What the exercise asks → Every entry needs to be reproduced exactly.

* START *

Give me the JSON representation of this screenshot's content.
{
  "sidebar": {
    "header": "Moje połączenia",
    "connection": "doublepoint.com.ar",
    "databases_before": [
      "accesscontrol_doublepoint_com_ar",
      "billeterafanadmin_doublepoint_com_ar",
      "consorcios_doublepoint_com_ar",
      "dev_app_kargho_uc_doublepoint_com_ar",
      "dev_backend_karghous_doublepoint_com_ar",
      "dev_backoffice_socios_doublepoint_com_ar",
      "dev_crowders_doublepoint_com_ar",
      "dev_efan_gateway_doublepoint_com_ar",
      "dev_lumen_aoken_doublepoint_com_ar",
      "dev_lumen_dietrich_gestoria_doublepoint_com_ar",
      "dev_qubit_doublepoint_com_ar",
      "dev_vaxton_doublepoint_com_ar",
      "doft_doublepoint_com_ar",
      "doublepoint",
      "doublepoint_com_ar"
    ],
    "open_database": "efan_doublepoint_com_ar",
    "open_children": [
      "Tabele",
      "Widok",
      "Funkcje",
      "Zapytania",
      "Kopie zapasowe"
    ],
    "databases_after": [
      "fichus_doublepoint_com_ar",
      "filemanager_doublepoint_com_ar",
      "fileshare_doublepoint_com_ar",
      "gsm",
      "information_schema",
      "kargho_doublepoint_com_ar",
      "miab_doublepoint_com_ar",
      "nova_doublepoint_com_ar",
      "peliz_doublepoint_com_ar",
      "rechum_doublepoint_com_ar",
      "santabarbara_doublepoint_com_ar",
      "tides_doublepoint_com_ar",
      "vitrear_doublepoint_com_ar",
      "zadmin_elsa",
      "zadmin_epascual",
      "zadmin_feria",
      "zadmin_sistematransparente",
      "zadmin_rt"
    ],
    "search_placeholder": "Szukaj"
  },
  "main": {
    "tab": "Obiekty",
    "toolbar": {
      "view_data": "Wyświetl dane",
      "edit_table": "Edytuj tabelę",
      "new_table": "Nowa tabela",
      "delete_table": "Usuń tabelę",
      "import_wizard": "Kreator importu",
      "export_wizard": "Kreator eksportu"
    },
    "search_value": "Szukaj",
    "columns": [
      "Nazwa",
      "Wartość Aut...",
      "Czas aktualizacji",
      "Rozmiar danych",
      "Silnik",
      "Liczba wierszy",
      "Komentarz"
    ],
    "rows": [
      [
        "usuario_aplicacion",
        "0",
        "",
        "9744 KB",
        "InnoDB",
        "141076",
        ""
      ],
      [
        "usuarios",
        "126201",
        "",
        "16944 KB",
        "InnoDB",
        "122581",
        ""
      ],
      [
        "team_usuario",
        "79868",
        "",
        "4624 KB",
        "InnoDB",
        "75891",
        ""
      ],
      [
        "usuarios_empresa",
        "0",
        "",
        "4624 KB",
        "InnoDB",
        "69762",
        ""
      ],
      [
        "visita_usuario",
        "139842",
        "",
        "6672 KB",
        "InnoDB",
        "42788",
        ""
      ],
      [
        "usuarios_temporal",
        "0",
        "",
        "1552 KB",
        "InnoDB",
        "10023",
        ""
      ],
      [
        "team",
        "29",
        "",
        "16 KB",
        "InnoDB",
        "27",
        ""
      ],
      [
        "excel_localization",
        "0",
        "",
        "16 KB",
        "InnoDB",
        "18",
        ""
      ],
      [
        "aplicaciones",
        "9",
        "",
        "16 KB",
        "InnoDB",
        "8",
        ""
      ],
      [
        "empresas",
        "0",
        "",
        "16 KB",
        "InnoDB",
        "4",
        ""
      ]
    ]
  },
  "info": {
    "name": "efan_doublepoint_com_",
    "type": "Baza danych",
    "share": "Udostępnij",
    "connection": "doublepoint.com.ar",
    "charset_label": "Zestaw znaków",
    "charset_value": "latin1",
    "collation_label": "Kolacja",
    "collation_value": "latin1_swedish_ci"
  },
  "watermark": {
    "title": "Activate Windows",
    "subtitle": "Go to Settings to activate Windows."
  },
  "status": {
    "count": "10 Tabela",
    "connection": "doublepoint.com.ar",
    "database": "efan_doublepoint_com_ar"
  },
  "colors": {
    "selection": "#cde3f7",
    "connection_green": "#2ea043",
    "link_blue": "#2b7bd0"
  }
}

* END *

Problem solution →
Give me the JSON representation of this screenshot's content.
{
  "sidebar": {
    "header": "Moje połączenia",
    "connection": "doublepoint.com.ar",
    "databases_before": [
      "accesscontrol_doublepoint_com_ar",
      "billeterafanadmin_doublepoint_com_ar",
      "consorcios_doublepoint_com_ar",
      "dev_app_kargho_uc_doublepoint_com_ar",
      "dev_backend_karghous_doublepoint_com_ar",
      "dev_backoffice_socios_doublepoint_com_ar",
      "dev_crowders_doublepoint_com_ar",
      "dev_efan_gateway_doublepoint_com_ar",
      "dev_lumen_aoken_doublepoint_com_ar",
      "dev_lumen_dietrich_gestoria_doublepoint_com_ar",
      "dev_qubit_doublepoint_com_ar",
      "dev_vaxton_doublepoint_com_ar",
      "doft_doublepoint_com_ar",
      "doublepoint",
      "doublepoint_com_ar"
    ],
    "open_database": "efan_doublepoint_com_ar",
    "open_children": [
      "Tabele",
      "Widok",
      "Funkcje",
      "Zapytania",
      "Kopie zapasowe"
    ],
    "databases_after": [
      "fichus_doublepoint_com_ar",
      "filemanager_doublepoint_com_ar",
      "fileshare_doublepoint_com_ar",
      "gsm",
      "information_schema",
      "kargho_doublepoint_com_ar",
      "miab_doublepoint_com_ar",
      "nova_doublepoint_com_ar",
      "peliz_doublepoint_com_ar",
      "rechum_doublepoint_com_ar",
      "santabarbara_doublepoint_com_ar",
      "tides_doublepoint_com_ar",
      "vitrear_doublepoint_com_ar",
      "zadmin_elsa",
      "zadmin_epascual",
      "zadmin_feria",
      "zadmin_sistematransparente",
      "zadmin_rt"
    ],
    "search_placeholder": "Szukaj"
  },
  "main": {
    "tab": "Obiekty",
    "toolbar": {
      "view_data": "Wyświetl dane",
      "edit_table": "Edytuj tabelę",
      "new_table": "Nowa tabela",
      "delete_table": "Usuń tabelę",
      "import_wizard": "Kreator importu",
      "export_wizard": "Kreator eksportu"
    },
    "search_value": "Szukaj",
    "columns": [
      "Nazwa",
      "Wartość Aut...",
      "Czas aktualizacji",
      "Rozmiar danych",
      "Silnik",
      "Liczba wierszy",
      "Komentarz"
    ],
    "rows": [
      [
        "usuario_aplicacion",
        "0",
        "",
        "9744 KB",
        "InnoDB",
        "141076",
        ""
      ],
      [
        "usuarios",
        "126201",
        "",
        "16944 KB",
        "InnoDB",
        "122581",
        ""
      ],
      [
        "team_usuario",
        "79868",
        "",
        "4624 KB",
        "InnoDB",
        "75891",
        ""
      ],
      [
        "usuarios_empresa",
        "0",
        "",
        "4624 KB",
        "InnoDB",
        "69762",
        ""
      ],
      [
        "visita_usuario",
        "139842",
        "",
        "6672 KB",
        "InnoDB",
        "42788",
        ""
      ],
      [
        "usuarios_temporal",
        "0",
        "",
        "1552 KB",
        "InnoDB",
        "10023",
        ""
      ],
      [
        "team",
        "29",
        "",
        "16 KB",
        "InnoDB",
        "27",
        ""
      ],
      [
        "excel_localization",
        "0",
        "",
        "16 KB",
        "InnoDB",
        "18",
        ""
      ],
      [
        "aplicaciones",
        "9",
        "",
        "16 KB",
        "InnoDB",
        "8",
        ""
      ],
      [
        "empresas",
        "0",
        "",
        "16 KB",
        "InnoDB",
        "4",
        ""
      ]
    ]
  },
  "info": {
    "name": "efan_doublepoint_com_",
    "type": "Baza danych",
    "share": "Udostępnij",
    "connection": "doublepoint.com.ar",
    "charset_label": "Zestaw znaków",
    "charset_value": "latin1",
    "collation_label": "Kolacja",
    "collation_value": "latin1_swedish_ci"
  },
  "watermark": {
    "title": "Activate Windows",
    "subtitle": "Go to Settings to activate Windows."
  },
  "status": {
    "count": "10 Tabela",
    "connection": "doublepoint.com.ar",
    "database": "efan_doublepoint_com_ar"
  },
  "colors": {
    "selection": "#cde3f7",
    "connection_green": "#2ea043",
    "link_blue": "#2b7bd0"
  }
}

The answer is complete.